→ **Task directions**:
All of the records listed below should be retyped exactly.
BEGIN Dataset rows
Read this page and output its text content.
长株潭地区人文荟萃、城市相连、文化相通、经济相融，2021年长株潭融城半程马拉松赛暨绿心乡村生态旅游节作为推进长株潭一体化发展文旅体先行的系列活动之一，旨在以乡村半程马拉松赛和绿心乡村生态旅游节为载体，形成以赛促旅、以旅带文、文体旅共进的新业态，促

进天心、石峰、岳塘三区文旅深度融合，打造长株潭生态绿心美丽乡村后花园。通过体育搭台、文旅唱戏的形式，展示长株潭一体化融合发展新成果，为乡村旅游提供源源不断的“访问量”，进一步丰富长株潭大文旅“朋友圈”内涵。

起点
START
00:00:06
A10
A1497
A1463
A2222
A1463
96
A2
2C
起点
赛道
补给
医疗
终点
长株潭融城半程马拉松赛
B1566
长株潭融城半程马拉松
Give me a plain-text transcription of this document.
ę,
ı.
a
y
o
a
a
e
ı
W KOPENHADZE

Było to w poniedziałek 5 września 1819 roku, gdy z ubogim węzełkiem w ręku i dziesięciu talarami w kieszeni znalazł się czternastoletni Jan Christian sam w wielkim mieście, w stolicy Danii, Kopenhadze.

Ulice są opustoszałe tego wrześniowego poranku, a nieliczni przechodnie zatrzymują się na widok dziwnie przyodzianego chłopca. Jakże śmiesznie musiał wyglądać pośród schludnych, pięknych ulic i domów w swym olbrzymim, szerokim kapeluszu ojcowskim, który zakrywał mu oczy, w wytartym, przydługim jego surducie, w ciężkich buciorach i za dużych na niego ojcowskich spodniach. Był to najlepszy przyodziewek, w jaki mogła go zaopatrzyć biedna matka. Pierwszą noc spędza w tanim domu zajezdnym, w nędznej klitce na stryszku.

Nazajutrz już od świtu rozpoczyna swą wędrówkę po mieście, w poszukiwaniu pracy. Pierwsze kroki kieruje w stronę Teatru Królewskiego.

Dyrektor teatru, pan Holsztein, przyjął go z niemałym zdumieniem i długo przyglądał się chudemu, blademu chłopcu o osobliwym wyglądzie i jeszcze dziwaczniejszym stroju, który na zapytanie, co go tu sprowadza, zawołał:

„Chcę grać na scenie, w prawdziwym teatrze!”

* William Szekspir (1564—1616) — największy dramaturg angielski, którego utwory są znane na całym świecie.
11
END Dataset rows
→ **Full solution**:
Read this page and output its text content.
长株潭地区人文荟萃、城市相连、文化相通、经济相融，2021年长株潭融城半程马拉松赛暨绿心乡村生态旅游节作为推进长株潭一体化发展文旅体先行的系列活动之一，旨在以乡村半程马拉松赛和绿心乡村生态旅游节为载体，形成以赛促旅、以旅带文、文体旅共进的新业态，促

进天心、石峰、岳塘三区文旅深度融合，打造长株潭生态绿心美丽乡村后花园。通过体育搭台、文旅唱戏的形式，展示长株潭一体化融合发展新成果，为乡村旅游提供源源不断的“访问量”，进一步丰富长株潭大文旅“朋友圈”内涵。

起点
START
00:00:06
A10
A1497
A1463
A2222
A1463
96
A2
2C
起点
赛道
补给
医疗
终点
长株潭融城半程马拉松赛
B1566
长株潭融城半程马拉松
Give me a plain-text transcription of this document.
ę,
ı.
a
y
o
a
a
e
ı
W KOPENHADZE

Było to w poniedziałek 5 września 1819 roku, gdy z ubogim węzełkiem w ręku i dziesięciu talarami w kieszeni znalazł się czternastoletni Jan Christian sam w wielkim mieście, w stolicy Danii, Kopenhadze.

Ulice są opustoszałe tego wrześniowego poranku, a nieliczni przechodnie zatrzymują się na widok dziwnie przyodzianego chłopca. Jakże śmiesznie musiał wyglądać pośród schludnych, pięknych ulic i domów w swym olbrzymim, szerokim kapeluszu ojcowskim, który zakrywał mu oczy, w wytartym, przydługim jego surducie, w ciężkich buciorach i za dużych na niego ojcowskich spodniach. Był to najlepszy przyodziewek, w jaki mogła go zaopatrzyć biedna matka. Pierwszą noc spędza w tanim domu zajezdnym, w nędznej klitce na stryszku.

Nazajutrz już od świtu rozpoczyna swą wędrówkę po mieście, w poszukiwaniu pracy. Pierwsze kroki kieruje w stronę Teatru Królewskiego.

Dyrektor teatru, pan Holsztein, przyjął go z niemałym zdumieniem i długo przyglądał się chudemu, blademu chłopcu o osobliwym wyglądzie i jeszcze dziwaczniejszym stroju, który na zapytanie, co go tu sprowadza, zawołał:

„Chcę grać na scenie, w prawdziwym teatrze!”

* William Szekspir (1564—1616) — największy dramaturg angielski, którego utwory są znane na całym świecie.
11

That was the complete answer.